■ Request: How many lines in the entries below contain "this"? Answer with the number only.

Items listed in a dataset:
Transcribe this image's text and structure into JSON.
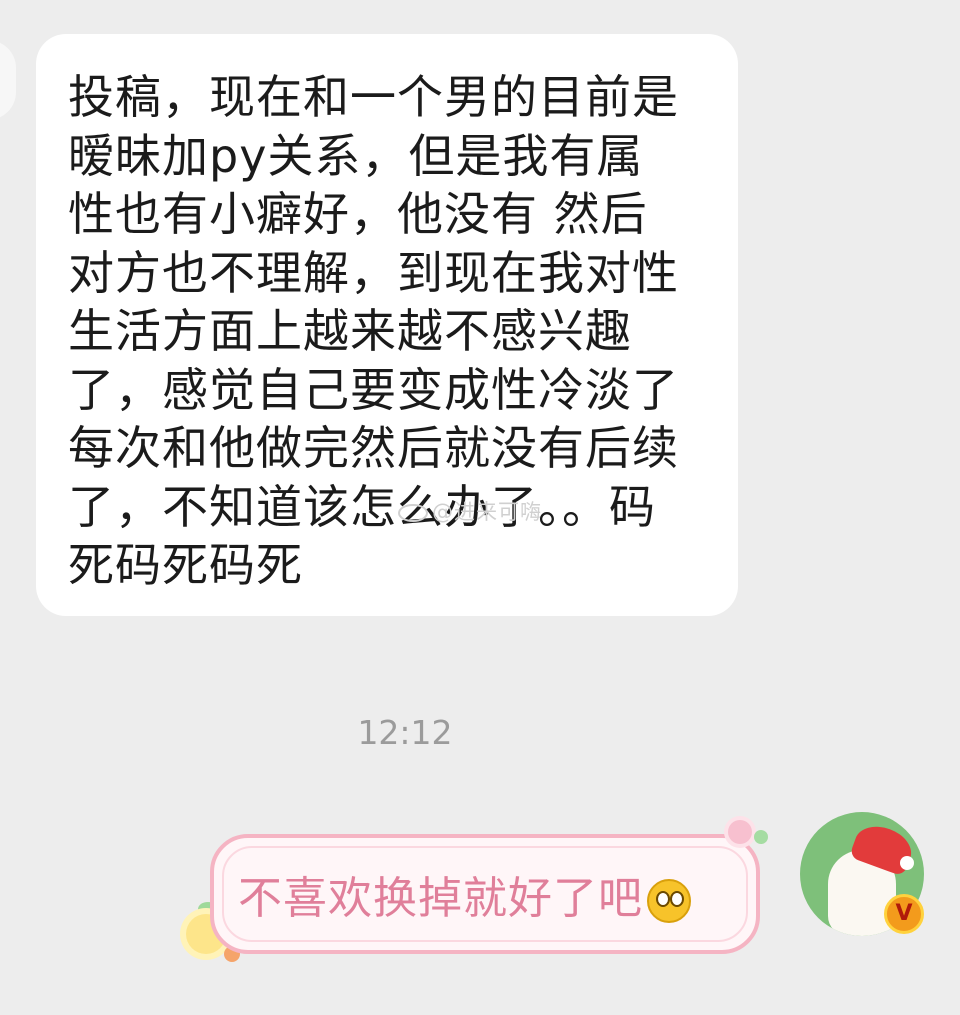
{
  "incoming_message": {
    "lines": [
      "投稿，现在和一个男的目前是",
      "暧昧加py关系，但是我有属",
      "性也有小癖好，他没有 然后",
      "对方也不理解，到现在我对性",
      "生活方面上越来越不感兴趣",
      "了，感觉自己要变成性冷淡了",
      "每次和他做完然后就没有后续",
      "了，不知道该怎么办了。。码",
      "死码死码死"
    ]
  },
  "watermark": "@进来可嗨",
  "timestamp": "12:12",
  "outgoing_message": {
    "text": "不喜欢换掉就好了吧",
    "emoji": "thinking-face-icon"
  },
  "avatar": {
    "description_icon": "bear-santa-hat-avatar",
    "badge": "V"
  },
  "colors": {
    "background": "#ededed",
    "incoming_bubble": "#ffffff",
    "outgoing_bubble_border": "#f5b4c3",
    "outgoing_text": "#e07f9a",
    "timestamp": "#9b9b9b"
  }
}
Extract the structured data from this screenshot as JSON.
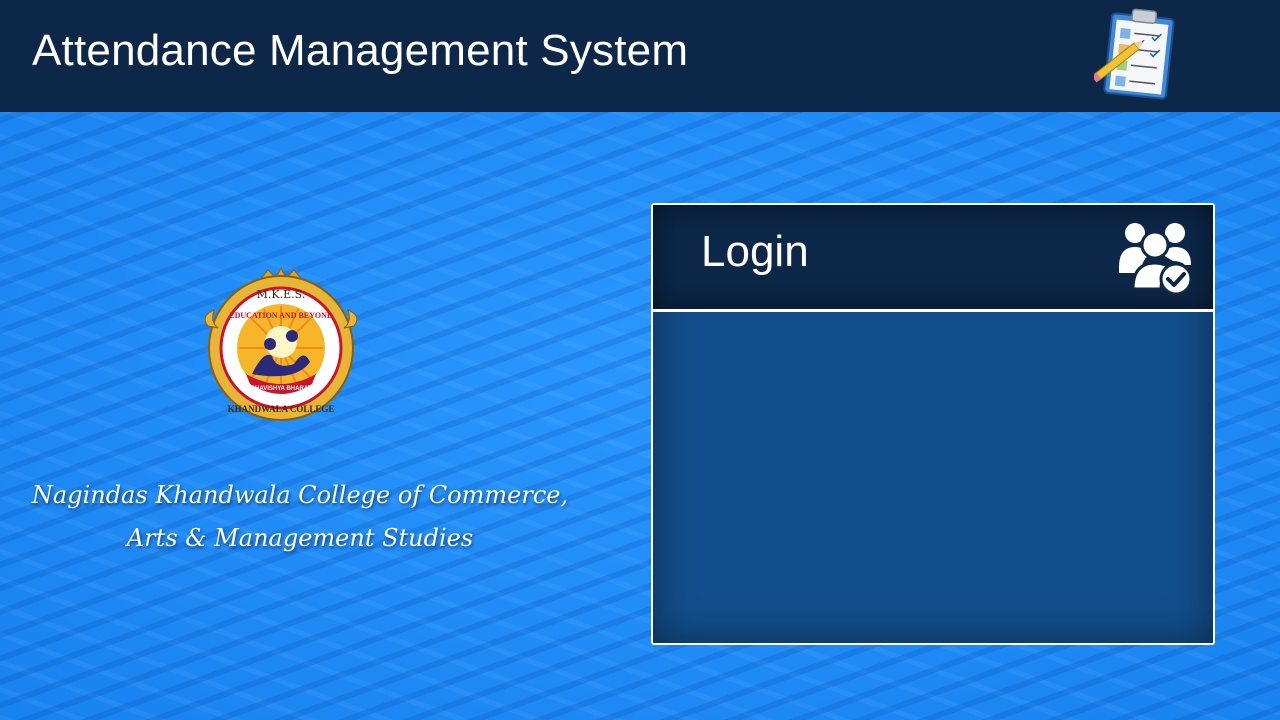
{
  "header": {
    "title": "Attendance Management System",
    "icon": "attendance-clipboard-icon"
  },
  "college": {
    "logo": {
      "icon": "college-logo",
      "top_text": "M.K.E.S.",
      "ring_text": "EDUCATION AND BEYOND",
      "banner_text": "BHAVISHYA BHARAT",
      "bottom_text": "KHANDWALA COLLEGE"
    },
    "name_line1": "Nagindas Khandwala College of Commerce,",
    "name_line2": "Arts & Management Studies"
  },
  "login": {
    "title": "Login",
    "icon": "users-check-icon"
  },
  "colors": {
    "header_bg": "#0c2748",
    "page_bg": "#1f8fff",
    "panel_bg": "#134e8c",
    "text": "#ffffff"
  }
}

■ Task answer: 2